Records from a dataset

****

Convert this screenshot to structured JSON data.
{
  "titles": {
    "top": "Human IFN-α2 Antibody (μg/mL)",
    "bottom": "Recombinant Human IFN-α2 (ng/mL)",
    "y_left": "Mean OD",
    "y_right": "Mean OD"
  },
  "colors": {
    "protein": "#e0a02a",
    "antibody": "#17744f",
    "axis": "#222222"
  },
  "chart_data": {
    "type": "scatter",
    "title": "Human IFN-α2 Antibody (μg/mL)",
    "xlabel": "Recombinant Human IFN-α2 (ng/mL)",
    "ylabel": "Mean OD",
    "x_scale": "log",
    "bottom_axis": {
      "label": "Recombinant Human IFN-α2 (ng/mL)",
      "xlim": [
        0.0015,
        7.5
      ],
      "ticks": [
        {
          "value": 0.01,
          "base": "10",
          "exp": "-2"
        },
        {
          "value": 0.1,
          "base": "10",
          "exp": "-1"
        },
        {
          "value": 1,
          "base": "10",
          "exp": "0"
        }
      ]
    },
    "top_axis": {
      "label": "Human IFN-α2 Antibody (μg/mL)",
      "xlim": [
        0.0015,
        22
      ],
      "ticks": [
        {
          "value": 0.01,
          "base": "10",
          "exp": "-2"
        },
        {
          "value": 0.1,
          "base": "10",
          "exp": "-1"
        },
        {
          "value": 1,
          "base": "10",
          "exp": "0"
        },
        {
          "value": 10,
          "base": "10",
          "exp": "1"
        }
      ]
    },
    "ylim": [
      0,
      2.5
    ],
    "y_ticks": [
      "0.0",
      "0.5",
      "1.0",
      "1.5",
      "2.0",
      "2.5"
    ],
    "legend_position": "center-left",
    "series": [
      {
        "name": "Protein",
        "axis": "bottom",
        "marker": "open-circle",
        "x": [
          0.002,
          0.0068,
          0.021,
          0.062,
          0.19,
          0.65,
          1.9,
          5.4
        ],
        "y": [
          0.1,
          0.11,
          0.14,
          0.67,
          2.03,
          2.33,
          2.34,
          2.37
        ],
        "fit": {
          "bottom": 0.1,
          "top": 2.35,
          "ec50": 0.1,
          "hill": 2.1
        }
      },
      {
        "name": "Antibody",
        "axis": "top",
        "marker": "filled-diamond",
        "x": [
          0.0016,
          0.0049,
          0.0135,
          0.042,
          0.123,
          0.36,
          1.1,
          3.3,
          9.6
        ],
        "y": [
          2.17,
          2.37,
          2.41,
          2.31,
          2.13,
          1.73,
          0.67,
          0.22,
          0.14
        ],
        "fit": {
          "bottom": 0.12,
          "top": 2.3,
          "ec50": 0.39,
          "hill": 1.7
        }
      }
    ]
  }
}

****

### Assignment
Could you retype each record exactly as it appears?

### Solution to this problem
Convert this screenshot to structured JSON data.
{
  "titles": {
    "top": "Human IFN-α2 Antibody (μg/mL)",
    "bottom": "Recombinant Human IFN-α2 (ng/mL)",
    "y_left": "Mean OD",
    "y_right": "Mean OD"
  },
  "colors": {
    "protein": "#e0a02a",
    "antibody": "#17744f",
    "axis": "#222222"
  },
  "chart_data": {
    "type": "scatter",
    "title": "Human IFN-α2 Antibody (μg/mL)",
    "xlabel": "Recombinant Human IFN-α2 (ng/mL)",
    "ylabel": "Mean OD",
    "x_scale": "log",
    "bottom_axis": {
      "label": "Recombinant Human IFN-α2 (ng/mL)",
      "xlim": [
        0.0015,
        7.5
      ],
      "ticks": [
        {
          "value": 0.01,
          "base": "10",
          "exp": "-2"
        },
        {
          "value": 0.1,
          "base": "10",
          "exp": "-1"
        },
        {
          "value": 1,
          "base": "10",
          "exp": "0"
        }
      ]
    },
    "top_axis": {
      "label": "Human IFN-α2 Antibody (μg/mL)",
      "xlim": [
        0.0015,
        22
      ],
      "ticks": [
        {
          "value": 0.01,
          "base": "10",
          "exp": "-2"
        },
        {
          "value": 0.1,
          "base": "10",
          "exp": "-1"
        },
        {
          "value": 1,
          "base": "10",
          "exp": "0"
        },
        {
          "value": 10,
          "base": "10",
          "exp": "1"
        }
      ]
    },
    "ylim": [
      0,
      2.5
    ],
    "y_ticks": [
      "0.0",
      "0.5",
      "1.0",
      "1.5",
      "2.0",
      "2.5"
    ],
    "legend_position": "center-left",
    "series": [
      {
        "name": "Protein",
        "axis": "bottom",
        "marker": "open-circle",
        "x": [
          0.002,
          0.0068,
          0.021,
          0.062,
          0.19,
          0.65,
          1.9,
          5.4
        ],
        "y": [
          0.1,
          0.11,
          0.14,
          0.67,
          2.03,
          2.33,
          2.34,
          2.37
        ],
        "fit": {
          "bottom": 0.1,
          "top": 2.35,
          "ec50": 0.1,
          "hill": 2.1
        }
      },
      {
        "name": "Antibody",
        "axis": "top",
        "marker": "filled-diamond",
        "x": [
          0.0016,
          0.0049,
          0.0135,
          0.042,
          0.123,
          0.36,
          1.1,
          3.3,
          9.6
        ],
        "y": [
          2.17,
          2.37,
          2.41,
          2.31,
          2.13,
          1.73,
          0.67,
          0.22,
          0.14
        ],
        "fit": {
          "bottom": 0.12,
          "top": 2.3,
          "ec50": 0.39,
          "hill": 1.7
        }
      }
    ]
  }
}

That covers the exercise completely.